▸ Problem description
Output the lines that follow exactly as they are.

▸ Record extracts
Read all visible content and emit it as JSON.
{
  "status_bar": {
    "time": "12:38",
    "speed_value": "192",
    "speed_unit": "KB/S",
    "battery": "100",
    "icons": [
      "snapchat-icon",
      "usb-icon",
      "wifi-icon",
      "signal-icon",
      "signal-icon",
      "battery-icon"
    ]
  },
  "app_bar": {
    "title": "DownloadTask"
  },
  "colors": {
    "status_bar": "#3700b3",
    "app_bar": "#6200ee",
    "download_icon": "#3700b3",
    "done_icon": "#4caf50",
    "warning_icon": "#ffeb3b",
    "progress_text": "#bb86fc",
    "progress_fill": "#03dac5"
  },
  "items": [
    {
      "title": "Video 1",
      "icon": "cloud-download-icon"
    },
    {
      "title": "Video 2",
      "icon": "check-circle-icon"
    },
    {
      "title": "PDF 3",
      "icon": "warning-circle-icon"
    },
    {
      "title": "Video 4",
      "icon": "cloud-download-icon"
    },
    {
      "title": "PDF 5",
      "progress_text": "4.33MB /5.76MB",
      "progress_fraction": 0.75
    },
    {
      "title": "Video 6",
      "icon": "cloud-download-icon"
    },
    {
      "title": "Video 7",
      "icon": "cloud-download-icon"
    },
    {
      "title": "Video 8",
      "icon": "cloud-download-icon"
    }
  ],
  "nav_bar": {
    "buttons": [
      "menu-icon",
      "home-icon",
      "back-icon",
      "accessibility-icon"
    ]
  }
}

▸ Exercise response
Read all visible content and emit it as JSON.
{
  "status_bar": {
    "time": "12:38",
    "speed_value": "192",
    "speed_unit": "KB/S",
    "battery": "100",
    "icons": [
      "snapchat-icon",
      "usb-icon",
      "wifi-icon",
      "signal-icon",
      "signal-icon",
      "battery-icon"
    ]
  },
  "app_bar": {
    "title": "DownloadTask"
  },
  "colors": {
    "status_bar": "#3700b3",
    "app_bar": "#6200ee",
    "download_icon": "#3700b3",
    "done_icon": "#4caf50",
    "warning_icon": "#ffeb3b",
    "progress_text": "#bb86fc",
    "progress_fill": "#03dac5"
  },
  "items": [
    {
      "title": "Video 1",
      "icon": "cloud-download-icon"
    },
    {
      "title": "Video 2",
      "icon": "check-circle-icon"
    },
    {
      "title": "PDF 3",
      "icon": "warning-circle-icon"
    },
    {
      "title": "Video 4",
      "icon": "cloud-download-icon"
    },
    {
      "title": "PDF 5",
      "progress_text": "4.33MB /5.76MB",
      "progress_fraction": 0.75
    },
    {
      "title": "Video 6",
      "icon": "cloud-download-icon"
    },
    {
      "title": "Video 7",
      "icon": "cloud-download-icon"
    },
    {
      "title": "Video 8",
      "icon": "cloud-download-icon"
    }
  ],
  "nav_bar": {
    "buttons": [
      "menu-icon",
      "home-icon",
      "back-icon",
      "accessibility-icon"
    ]
  }
}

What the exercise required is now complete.